Recorded data
-*-
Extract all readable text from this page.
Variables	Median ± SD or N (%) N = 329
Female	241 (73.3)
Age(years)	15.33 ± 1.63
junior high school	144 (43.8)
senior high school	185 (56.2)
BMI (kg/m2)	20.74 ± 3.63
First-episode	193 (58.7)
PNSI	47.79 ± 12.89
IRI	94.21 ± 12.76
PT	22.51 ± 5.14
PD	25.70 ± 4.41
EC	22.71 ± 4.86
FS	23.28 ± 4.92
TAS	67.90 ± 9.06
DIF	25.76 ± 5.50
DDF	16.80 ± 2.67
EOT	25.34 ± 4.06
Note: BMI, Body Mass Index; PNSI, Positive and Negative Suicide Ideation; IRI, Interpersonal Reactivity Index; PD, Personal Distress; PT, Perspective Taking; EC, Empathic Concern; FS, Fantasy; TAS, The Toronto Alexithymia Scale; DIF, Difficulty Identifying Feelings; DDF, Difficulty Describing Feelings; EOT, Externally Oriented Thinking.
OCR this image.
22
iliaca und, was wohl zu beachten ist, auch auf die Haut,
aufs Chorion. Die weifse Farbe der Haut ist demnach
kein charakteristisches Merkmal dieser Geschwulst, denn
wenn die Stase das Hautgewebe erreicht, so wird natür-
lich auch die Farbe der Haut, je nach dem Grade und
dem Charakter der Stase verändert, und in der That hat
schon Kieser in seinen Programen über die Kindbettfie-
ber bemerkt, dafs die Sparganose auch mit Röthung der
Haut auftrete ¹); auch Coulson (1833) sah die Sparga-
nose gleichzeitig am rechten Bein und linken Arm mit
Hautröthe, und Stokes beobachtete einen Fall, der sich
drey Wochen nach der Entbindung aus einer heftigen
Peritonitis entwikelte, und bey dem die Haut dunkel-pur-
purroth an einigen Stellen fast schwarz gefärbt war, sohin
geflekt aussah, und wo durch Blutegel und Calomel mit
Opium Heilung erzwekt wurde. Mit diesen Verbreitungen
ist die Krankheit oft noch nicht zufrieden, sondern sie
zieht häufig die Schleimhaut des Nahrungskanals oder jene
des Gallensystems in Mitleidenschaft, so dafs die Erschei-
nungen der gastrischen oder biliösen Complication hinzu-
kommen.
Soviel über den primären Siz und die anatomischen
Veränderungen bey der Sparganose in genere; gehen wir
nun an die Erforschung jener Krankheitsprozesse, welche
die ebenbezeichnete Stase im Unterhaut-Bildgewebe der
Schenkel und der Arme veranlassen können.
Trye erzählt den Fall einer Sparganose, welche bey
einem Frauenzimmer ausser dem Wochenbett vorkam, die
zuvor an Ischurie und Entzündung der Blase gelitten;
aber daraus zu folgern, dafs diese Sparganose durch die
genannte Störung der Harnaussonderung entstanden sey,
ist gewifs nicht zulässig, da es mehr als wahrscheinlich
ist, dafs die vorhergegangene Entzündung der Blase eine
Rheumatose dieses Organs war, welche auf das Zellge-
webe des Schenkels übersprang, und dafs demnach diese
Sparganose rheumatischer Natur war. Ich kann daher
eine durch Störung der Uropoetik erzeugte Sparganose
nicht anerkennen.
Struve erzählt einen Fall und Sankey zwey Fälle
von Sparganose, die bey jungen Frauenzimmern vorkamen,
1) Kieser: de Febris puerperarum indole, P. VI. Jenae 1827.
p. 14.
-*-
> AIM OF THE TASK
Examine the records and pull out every line where the string "Entzündung" occurs.

> SOLUTION TO THIS PROBLEM
zuvor an Ischurie und Entzündung der Blase gelitten;
ist, dafs die vorhergegangene Entzündung der Blase eine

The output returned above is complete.